— Begin EXTRACT —
Sir Girja came in to see me, principally to give his interpretation of the Indian events.

He said that the disturbances in India were not going according to pattern. They certainly were not a non-violence campaign got up by the Congress. They started with violence, and were on a straight revolutionary pattern. Though they started, of course, in Bombay and Allahabad, and similar places, they were now principally affecting the Province of Bihar. The pattern in all cases was the same: a concentrated assault on railways, communications and telegraph lines. The railways running through the Bihar and adjoining districts which were affected carry ninety per cent of the coal and minerals of India to the rest of India; they are therefore strategic.

Bombay, he gathers, is pretty well back to normal; the Government ordnance factories are at work.
— End EXTRACT —
— Begin DATA EXCERPT —
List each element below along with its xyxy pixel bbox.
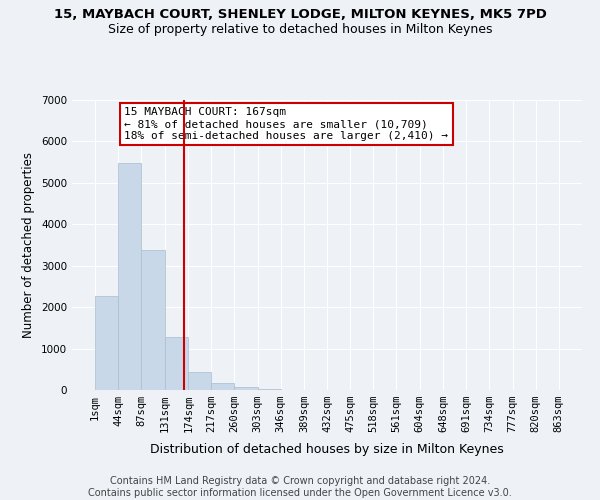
— End DATA EXCERPT —
> **TASK REQUIREMENTS**:
1. According to the passage on the Indian disturbances, what share of India's coal and minerals do the railways running through Bihar and the adjoining affected districts carry to the rest of India?
2. Can you reproduce the passage on the Indian disturbances from "He said that" up to and including "are therefore strategic."?

> **WORKED SOLUTIONS**:
1. Ninety per cent.

2.
He said that the disturbances in India were not going according to pattern. They certainly were not a non-violence campaign got up by the Congress. They started with violence, and were on a straight revolutionary pattern. Though they started, of course, in Bombay and Allahabad, and similar places, they were now principally affecting the Province of Bihar. The pattern in all cases was the same: a concentrated assault on railways, communications and telegraph lines. The railways running through the Bihar and adjoining districts which were affected carry ninety per cent of the coal and minerals of India to the rest of India; they are therefore strategic.